• **BRIEF**
Every record below should be written out exactly; pictures stay out.

• **DATASET ROWS**
○ ○ ○ ○
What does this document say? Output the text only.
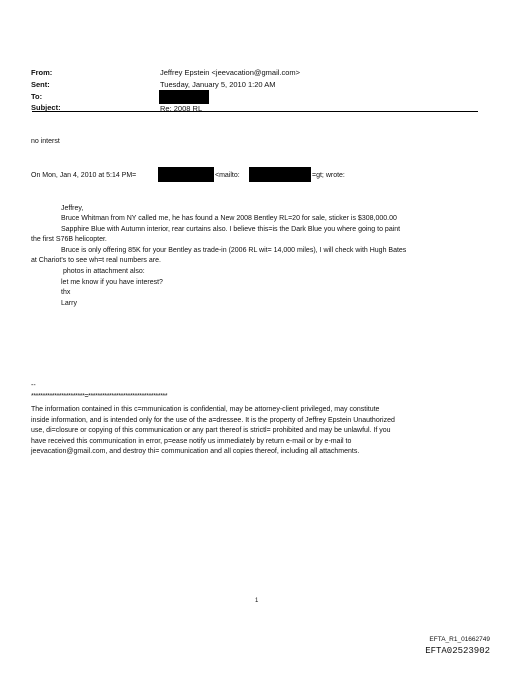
From:	Jeffrey Epstein <jeevacation@gmail.com>
Sent:	Tuesday, January 5, 2010 1:20 AM
To:
Subject:	Re: 2008 RL
no interst
On Mon, Jan 4, 2010 at 5:14 PM=	<mailto:	=gt; wrote:
Jeffrey,
Bruce Whitman from NY called me, he has found a New 2008 Bentley RL=20 for sale, sticker is $308,000.00
Sapphire Blue with Autumn interior, rear curtains also. I believe this=is the Dark Blue you where going to paint
the first S76B helicopter.
Bruce is only offering 85K for your Bentley as trade-in (2006 RL wit= 14,000 miles), I will check with Hugh Bates
at Chariot's to see wh=t real numbers are.
photos in attachment also:
let me know if you have interest?
thx
Larry
--
***********************=**********************************
The information contained in this c=mmunication is confidential, may be attorney-client privileged, may constitute
inside information, and is intended only for the use of the a=dressee. It is the property of Jeffrey Epstein Unauthorized
use, di=closure or copying of this communication or any part thereof is strictl= prohibited and may be unlawful. If you
have received this communication in error, p=ease notify us immediately by return e-mail or by e-mail to
jeevacation@gmail.com, and destroy thi= communication and all copies thereof, including all attachments.
1
EFTA_R1_01662749
EFTA02523902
○ ○ ○ ○
• **WORKED SOLUTION**
What does this document say? Output the text only.
From:	Jeffrey Epstein <jeevacation@gmail.com>
Sent:	Tuesday, January 5, 2010 1:20 AM
To:
Subject:	Re: 2008 RL
no interst
On Mon, Jan 4, 2010 at 5:14 PM=	<mailto:	=gt; wrote:
Jeffrey,
Bruce Whitman from NY called me, he has found a New 2008 Bentley RL=20 for sale, sticker is $308,000.00
Sapphire Blue with Autumn interior, rear curtains also. I believe this=is the Dark Blue you where going to paint
the first S76B helicopter.
Bruce is only offering 85K for your Bentley as trade-in (2006 RL wit= 14,000 miles), I will check with Hugh Bates
at Chariot's to see wh=t real numbers are.
photos in attachment also:
let me know if you have interest?
thx
Larry
--
***********************=**********************************
The information contained in this c=mmunication is confidential, may be attorney-client privileged, may constitute
inside information, and is intended only for the use of the a=dressee. It is the property of Jeffrey Epstein Unauthorized
use, di=closure or copying of this communication or any part thereof is strictl= prohibited and may be unlawful. If you
have received this communication in error, p=ease notify us immediately by return e-mail or by e-mail to
jeevacation@gmail.com, and destroy thi= communication and all copies thereof, including all attachments.
1
EFTA_R1_01662749
EFTA02523902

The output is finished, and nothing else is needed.